▶ _Extracted information_:
---

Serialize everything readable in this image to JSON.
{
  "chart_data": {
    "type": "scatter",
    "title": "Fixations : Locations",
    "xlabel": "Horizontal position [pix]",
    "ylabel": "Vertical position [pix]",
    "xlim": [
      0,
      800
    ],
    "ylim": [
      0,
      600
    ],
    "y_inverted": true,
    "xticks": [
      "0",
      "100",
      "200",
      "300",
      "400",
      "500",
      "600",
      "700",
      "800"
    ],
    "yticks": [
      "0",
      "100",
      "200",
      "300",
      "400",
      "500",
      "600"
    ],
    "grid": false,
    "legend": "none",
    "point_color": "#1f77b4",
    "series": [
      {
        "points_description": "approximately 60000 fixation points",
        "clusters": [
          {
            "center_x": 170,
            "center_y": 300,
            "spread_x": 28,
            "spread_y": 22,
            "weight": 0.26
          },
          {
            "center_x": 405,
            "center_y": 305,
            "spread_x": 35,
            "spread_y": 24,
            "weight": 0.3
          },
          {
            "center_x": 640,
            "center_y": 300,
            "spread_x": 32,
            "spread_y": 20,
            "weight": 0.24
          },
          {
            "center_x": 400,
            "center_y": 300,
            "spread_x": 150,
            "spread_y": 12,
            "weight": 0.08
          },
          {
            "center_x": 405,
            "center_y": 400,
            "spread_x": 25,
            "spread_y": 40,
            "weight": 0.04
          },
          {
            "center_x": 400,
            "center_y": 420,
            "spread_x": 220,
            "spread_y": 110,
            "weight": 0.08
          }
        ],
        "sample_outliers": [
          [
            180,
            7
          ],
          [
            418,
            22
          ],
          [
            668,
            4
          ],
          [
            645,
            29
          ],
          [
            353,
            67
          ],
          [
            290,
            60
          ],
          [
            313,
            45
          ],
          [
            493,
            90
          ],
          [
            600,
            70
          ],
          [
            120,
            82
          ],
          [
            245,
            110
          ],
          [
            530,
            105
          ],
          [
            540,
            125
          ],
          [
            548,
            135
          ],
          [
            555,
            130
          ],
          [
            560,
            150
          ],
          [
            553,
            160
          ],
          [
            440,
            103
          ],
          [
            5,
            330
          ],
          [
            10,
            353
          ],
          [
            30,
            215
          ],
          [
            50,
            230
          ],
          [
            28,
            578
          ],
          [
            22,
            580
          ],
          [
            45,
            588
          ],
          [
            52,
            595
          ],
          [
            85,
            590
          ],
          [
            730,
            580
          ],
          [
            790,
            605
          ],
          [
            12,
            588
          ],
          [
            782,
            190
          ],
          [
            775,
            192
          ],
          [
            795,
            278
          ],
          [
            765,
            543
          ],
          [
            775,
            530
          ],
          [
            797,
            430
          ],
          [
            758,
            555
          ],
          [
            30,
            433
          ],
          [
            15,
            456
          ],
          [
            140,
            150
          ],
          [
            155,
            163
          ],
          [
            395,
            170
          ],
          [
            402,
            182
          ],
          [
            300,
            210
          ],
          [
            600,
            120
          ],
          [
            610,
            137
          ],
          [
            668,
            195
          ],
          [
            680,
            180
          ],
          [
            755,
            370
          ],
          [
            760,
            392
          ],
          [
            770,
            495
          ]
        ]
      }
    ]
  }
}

---

▶ _Direction_: Would you reproduce all the entries exactly?

▶ _Solved exercise_:
Serialize everything readable in this image to JSON.
{
  "chart_data": {
    "type": "scatter",
    "title": "Fixations : Locations",
    "xlabel": "Horizontal position [pix]",
    "ylabel": "Vertical position [pix]",
    "xlim": [
      0,
      800
    ],
    "ylim": [
      0,
      600
    ],
    "y_inverted": true,
    "xticks": [
      "0",
      "100",
      "200",
      "300",
      "400",
      "500",
      "600",
      "700",
      "800"
    ],
    "yticks": [
      "0",
      "100",
      "200",
      "300",
      "400",
      "500",
      "600"
    ],
    "grid": false,
    "legend": "none",
    "point_color": "#1f77b4",
    "series": [
      {
        "points_description": "approximately 60000 fixation points",
        "clusters": [
          {
            "center_x": 170,
            "center_y": 300,
            "spread_x": 28,
            "spread_y": 22,
            "weight": 0.26
          },
          {
            "center_x": 405,
            "center_y": 305,
            "spread_x": 35,
            "spread_y": 24,
            "weight": 0.3
          },
          {
            "center_x": 640,
            "center_y": 300,
            "spread_x": 32,
            "spread_y": 20,
            "weight": 0.24
          },
          {
            "center_x": 400,
            "center_y": 300,
            "spread_x": 150,
            "spread_y": 12,
            "weight": 0.08
          },
          {
            "center_x": 405,
            "center_y": 400,
            "spread_x": 25,
            "spread_y": 40,
            "weight": 0.04
          },
          {
            "center_x": 400,
            "center_y": 420,
            "spread_x": 220,
            "spread_y": 110,
            "weight": 0.08
          }
        ],
        "sample_outliers": [
          [
            180,
            7
          ],
          [
            418,
            22
          ],
          [
            668,
            4
          ],
          [
            645,
            29
          ],
          [
            353,
            67
          ],
          [
            290,
            60
          ],
          [
            313,
            45
          ],
          [
            493,
            90
          ],
          [
            600,
            70
          ],
          [
            120,
            82
          ],
          [
            245,
            110
          ],
          [
            530,
            105
          ],
          [
            540,
            125
          ],
          [
            548,
            135
          ],
          [
            555,
            130
          ],
          [
            560,
            150
          ],
          [
            553,
            160
          ],
          [
            440,
            103
          ],
          [
            5,
            330
          ],
          [
            10,
            353
          ],
          [
            30,
            215
          ],
          [
            50,
            230
          ],
          [
            28,
            578
          ],
          [
            22,
            580
          ],
          [
            45,
            588
          ],
          [
            52,
            595
          ],
          [
            85,
            590
          ],
          [
            730,
            580
          ],
          [
            790,
            605
          ],
          [
            12,
            588
          ],
          [
            782,
            190
          ],
          [
            775,
            192
          ],
          [
            795,
            278
          ],
          [
            765,
            543
          ],
          [
            775,
            530
          ],
          [
            797,
            430
          ],
          [
            758,
            555
          ],
          [
            30,
            433
          ],
          [
            15,
            456
          ],
          [
            140,
            150
          ],
          [
            155,
            163
          ],
          [
            395,
            170
          ],
          [
            402,
            182
          ],
          [
            300,
            210
          ],
          [
            600,
            120
          ],
          [
            610,
            137
          ],
          [
            668,
            195
          ],
          [
            680,
            180
          ],
          [
            755,
            370
          ],
          [
            760,
            392
          ],
          [
            770,
            495
          ]
        ]
      }
    ]
  }
}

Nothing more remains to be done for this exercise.